▶ **Instructions for the task**
Keep only those lines of the records that include the string "бумажном".

▶ **Working data**
▶

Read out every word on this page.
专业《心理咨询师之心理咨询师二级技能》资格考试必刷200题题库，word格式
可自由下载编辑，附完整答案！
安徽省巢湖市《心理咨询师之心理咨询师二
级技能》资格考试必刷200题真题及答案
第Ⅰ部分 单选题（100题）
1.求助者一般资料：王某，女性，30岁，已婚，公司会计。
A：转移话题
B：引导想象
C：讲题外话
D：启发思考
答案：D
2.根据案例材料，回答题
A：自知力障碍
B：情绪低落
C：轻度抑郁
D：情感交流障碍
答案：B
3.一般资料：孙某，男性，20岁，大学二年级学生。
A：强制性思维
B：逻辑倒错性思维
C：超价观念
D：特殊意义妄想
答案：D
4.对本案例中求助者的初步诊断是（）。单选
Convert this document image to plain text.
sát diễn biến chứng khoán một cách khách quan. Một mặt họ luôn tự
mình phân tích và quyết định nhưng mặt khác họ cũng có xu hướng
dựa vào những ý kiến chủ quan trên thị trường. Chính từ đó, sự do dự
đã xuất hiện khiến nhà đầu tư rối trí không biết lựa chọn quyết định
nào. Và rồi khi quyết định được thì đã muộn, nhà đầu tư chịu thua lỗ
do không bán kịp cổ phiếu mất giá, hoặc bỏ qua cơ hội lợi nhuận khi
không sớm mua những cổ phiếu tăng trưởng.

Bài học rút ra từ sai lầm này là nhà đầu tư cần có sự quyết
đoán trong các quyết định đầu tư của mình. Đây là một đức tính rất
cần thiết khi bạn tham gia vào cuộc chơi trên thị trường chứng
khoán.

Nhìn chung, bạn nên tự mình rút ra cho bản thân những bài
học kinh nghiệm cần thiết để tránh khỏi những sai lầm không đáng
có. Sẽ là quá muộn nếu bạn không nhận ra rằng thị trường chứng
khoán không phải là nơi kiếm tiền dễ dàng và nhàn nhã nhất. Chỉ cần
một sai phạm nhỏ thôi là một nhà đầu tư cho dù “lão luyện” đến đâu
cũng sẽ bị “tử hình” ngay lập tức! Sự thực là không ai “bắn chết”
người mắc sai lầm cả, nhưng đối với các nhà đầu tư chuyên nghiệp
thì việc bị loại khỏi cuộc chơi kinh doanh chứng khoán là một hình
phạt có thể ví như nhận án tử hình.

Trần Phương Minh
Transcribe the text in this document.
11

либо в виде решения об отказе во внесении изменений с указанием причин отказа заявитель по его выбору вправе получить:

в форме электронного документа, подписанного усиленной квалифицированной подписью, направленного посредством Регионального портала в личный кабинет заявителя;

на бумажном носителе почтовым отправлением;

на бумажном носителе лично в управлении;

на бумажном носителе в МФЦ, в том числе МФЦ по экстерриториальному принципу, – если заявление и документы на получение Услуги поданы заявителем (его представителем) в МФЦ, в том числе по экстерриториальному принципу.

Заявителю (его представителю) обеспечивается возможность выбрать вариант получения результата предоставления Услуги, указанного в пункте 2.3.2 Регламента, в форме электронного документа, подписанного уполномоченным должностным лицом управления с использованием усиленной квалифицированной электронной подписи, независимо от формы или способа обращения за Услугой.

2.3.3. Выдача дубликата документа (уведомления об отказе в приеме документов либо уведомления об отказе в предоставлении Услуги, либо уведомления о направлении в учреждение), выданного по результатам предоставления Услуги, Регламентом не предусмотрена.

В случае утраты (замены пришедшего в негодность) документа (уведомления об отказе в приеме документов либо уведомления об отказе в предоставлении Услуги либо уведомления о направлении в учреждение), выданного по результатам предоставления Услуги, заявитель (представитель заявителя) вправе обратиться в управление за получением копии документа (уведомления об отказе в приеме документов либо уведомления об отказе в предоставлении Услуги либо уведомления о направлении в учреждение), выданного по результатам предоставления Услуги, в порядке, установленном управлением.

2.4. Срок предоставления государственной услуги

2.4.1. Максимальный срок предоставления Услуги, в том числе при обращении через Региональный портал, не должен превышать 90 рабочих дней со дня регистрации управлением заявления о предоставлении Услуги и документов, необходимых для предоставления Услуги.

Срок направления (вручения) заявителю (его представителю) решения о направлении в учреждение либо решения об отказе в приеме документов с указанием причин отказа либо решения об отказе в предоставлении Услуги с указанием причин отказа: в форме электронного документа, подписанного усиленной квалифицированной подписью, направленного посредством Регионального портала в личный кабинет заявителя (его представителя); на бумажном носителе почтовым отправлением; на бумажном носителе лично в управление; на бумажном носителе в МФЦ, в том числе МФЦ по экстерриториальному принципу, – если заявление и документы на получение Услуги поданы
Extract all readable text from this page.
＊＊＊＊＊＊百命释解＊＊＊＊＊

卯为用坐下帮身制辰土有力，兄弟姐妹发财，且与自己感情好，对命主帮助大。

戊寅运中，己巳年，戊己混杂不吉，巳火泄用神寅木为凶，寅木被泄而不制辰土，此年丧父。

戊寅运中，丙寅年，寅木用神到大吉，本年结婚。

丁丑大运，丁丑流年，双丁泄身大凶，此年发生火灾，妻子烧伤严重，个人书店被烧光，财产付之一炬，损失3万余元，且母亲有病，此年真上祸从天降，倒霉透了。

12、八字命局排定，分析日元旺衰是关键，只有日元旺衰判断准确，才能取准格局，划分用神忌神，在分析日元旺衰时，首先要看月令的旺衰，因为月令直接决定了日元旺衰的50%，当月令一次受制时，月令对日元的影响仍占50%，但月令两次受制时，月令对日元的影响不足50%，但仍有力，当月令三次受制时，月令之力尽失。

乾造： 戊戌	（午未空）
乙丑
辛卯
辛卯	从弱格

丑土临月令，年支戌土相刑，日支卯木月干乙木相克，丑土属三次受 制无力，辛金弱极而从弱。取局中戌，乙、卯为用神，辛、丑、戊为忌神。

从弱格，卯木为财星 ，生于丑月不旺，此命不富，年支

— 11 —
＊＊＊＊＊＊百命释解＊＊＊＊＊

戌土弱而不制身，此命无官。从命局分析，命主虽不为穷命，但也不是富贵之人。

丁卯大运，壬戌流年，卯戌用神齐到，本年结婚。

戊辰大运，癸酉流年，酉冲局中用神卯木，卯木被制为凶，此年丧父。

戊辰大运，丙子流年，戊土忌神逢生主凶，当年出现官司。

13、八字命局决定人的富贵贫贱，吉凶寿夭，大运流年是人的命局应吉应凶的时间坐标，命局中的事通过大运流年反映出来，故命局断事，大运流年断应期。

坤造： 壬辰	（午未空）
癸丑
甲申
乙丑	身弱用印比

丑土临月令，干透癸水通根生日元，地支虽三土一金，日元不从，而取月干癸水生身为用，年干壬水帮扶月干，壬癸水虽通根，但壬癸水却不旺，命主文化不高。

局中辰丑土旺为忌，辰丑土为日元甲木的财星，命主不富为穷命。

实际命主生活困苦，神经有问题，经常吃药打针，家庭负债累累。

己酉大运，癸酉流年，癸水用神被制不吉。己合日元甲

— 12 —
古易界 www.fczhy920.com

◀

▶ **Solution for this problem**
на бумажном носителе почтовым отправлением;
на бумажном носителе лично в управлении;
на бумажном носителе в МФЦ, в том числе МФЦ по экстерриториальному принципу, – если заявление и документы на получение Услуги поданы заявителем (его представителем) в МФЦ, в том числе по экстерриториальному принципу.
Срок направления (вручения) заявителю (его представителю) решения о направлении в учреждение либо решения об отказе в приеме документов с указанием причин отказа либо решения об отказе в предоставлении Услуги с указанием причин отказа: в форме электронного документа, подписанного усиленной квалифицированной подписью, направленного посредством Регионального портала в личный кабинет заявителя (его представителя); на бумажном носителе почтовым отправлением; на бумажном носителе лично в управление; на бумажном носителе в МФЦ, в том числе МФЦ по экстерриториальному принципу, – если заявление и документы на получение Услуги поданы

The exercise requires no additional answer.